### What is being asked
Select the lines that hold the word "proc" and copy each one.
────────────────────────────────────────
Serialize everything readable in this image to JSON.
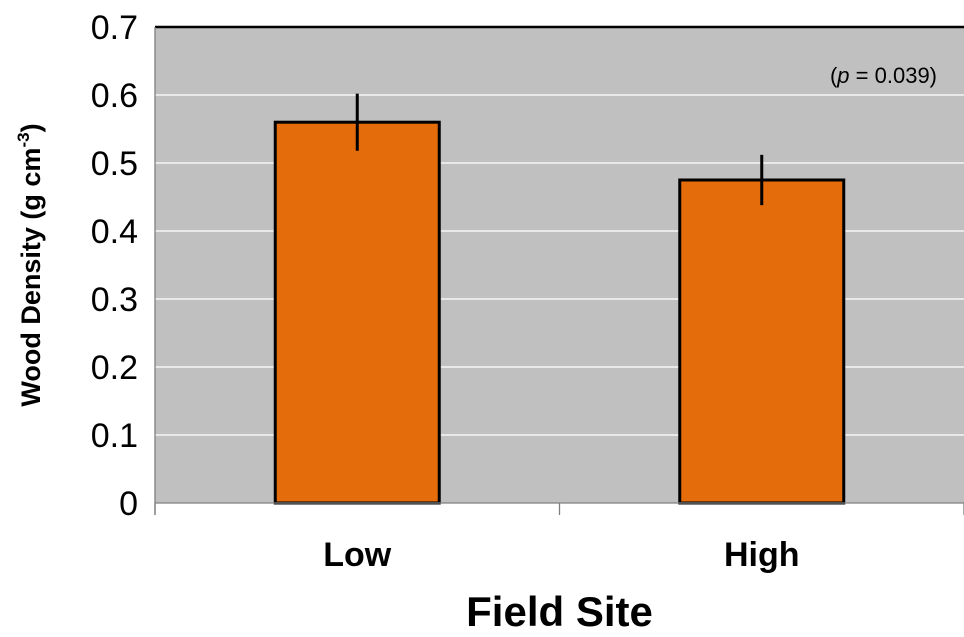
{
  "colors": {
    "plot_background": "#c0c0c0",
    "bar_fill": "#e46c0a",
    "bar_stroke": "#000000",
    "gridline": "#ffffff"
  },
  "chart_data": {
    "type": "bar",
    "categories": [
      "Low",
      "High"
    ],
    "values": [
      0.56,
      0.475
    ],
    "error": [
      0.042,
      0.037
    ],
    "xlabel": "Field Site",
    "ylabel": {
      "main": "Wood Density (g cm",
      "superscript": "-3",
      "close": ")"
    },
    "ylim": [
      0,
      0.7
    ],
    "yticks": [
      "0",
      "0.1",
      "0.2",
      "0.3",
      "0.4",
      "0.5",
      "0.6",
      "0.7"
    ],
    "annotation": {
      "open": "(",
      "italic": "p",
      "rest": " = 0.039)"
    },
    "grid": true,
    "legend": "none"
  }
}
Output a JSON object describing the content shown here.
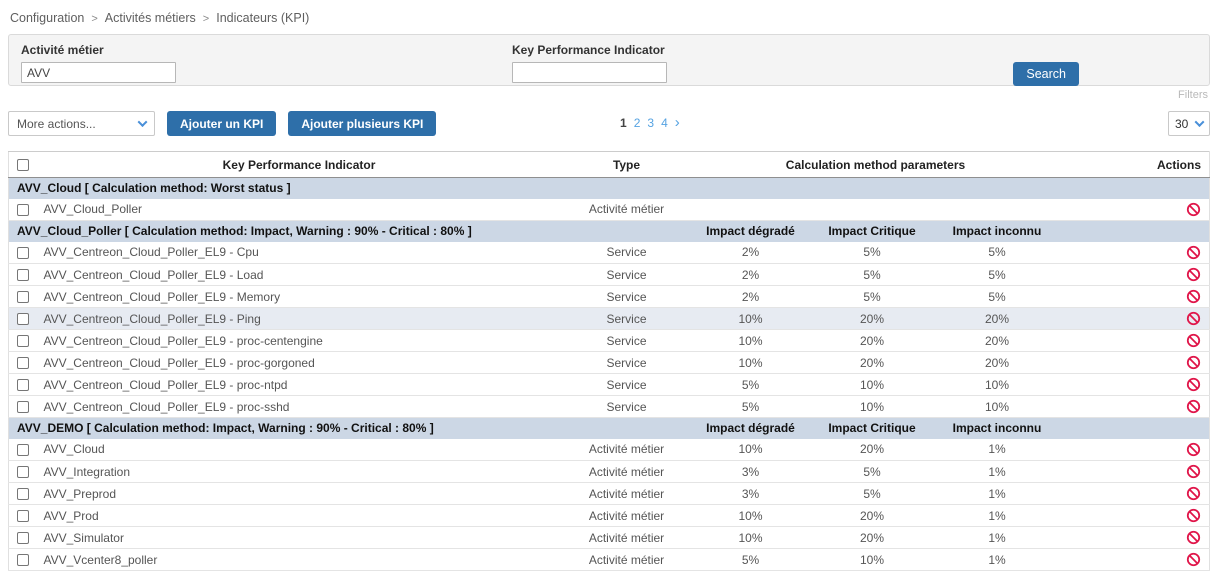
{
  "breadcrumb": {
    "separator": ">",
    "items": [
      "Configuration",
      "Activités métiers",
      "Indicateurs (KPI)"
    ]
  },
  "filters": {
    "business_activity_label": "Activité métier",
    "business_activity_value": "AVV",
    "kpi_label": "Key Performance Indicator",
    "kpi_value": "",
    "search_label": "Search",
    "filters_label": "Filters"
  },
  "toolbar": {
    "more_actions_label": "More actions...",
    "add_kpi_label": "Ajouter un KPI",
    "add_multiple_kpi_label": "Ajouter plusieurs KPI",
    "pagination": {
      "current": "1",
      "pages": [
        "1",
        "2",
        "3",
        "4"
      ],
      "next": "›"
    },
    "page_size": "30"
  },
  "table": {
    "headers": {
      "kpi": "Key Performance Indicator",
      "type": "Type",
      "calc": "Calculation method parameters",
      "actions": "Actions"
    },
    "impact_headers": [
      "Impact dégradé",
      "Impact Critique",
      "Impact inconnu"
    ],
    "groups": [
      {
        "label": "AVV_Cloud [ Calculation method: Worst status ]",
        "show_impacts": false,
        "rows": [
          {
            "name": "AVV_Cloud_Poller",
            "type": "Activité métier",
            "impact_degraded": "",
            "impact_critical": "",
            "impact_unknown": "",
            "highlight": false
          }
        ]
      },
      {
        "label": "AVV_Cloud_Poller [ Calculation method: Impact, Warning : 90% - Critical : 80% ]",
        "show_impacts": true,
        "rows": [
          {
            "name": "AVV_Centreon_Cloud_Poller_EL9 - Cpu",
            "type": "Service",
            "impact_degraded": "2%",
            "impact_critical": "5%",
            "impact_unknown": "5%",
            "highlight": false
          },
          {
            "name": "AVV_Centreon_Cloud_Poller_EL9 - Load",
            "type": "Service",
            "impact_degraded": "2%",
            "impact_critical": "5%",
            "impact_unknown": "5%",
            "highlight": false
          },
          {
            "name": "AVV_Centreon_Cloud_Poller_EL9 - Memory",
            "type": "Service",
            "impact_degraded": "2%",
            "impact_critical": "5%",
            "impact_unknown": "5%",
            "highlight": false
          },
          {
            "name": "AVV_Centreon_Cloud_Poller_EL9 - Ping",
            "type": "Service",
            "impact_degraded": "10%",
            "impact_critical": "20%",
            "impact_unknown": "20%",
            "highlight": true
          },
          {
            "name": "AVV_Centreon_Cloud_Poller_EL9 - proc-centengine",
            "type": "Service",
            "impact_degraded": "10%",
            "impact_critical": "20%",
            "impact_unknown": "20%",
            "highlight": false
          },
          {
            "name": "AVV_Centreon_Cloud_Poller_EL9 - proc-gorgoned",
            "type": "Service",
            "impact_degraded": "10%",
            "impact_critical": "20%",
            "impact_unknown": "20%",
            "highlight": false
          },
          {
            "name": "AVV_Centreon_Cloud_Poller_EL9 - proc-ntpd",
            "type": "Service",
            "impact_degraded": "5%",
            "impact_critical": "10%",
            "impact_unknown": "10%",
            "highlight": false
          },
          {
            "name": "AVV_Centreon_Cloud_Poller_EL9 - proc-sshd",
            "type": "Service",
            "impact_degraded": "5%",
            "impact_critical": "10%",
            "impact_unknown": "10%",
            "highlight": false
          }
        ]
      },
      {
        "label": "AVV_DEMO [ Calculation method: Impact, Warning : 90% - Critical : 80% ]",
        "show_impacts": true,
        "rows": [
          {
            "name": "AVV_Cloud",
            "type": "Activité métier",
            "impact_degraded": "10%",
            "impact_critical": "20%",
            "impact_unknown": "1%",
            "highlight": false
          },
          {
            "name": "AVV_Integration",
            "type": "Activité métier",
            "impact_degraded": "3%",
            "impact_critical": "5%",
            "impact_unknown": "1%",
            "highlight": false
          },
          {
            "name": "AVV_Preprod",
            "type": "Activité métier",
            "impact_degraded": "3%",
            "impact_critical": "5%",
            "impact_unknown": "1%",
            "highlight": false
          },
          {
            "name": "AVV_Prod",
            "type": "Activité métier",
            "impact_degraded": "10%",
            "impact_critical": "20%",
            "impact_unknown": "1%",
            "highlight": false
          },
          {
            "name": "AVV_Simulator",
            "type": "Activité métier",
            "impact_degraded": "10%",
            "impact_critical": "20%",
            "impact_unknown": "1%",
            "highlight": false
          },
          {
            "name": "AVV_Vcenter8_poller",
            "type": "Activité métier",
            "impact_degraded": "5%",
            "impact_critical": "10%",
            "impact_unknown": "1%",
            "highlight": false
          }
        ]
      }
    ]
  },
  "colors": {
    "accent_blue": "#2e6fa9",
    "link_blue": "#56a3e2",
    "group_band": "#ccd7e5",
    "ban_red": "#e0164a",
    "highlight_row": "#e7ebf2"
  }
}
────────────────────────────────────────
### Output of the task
            "name": "AVV_Centreon_Cloud_Poller_EL9 - proc-centengine",
            "name": "AVV_Centreon_Cloud_Poller_EL9 - proc-gorgoned",
            "name": "AVV_Centreon_Cloud_Poller_EL9 - proc-ntpd",
            "name": "AVV_Centreon_Cloud_Poller_EL9 - proc-sshd",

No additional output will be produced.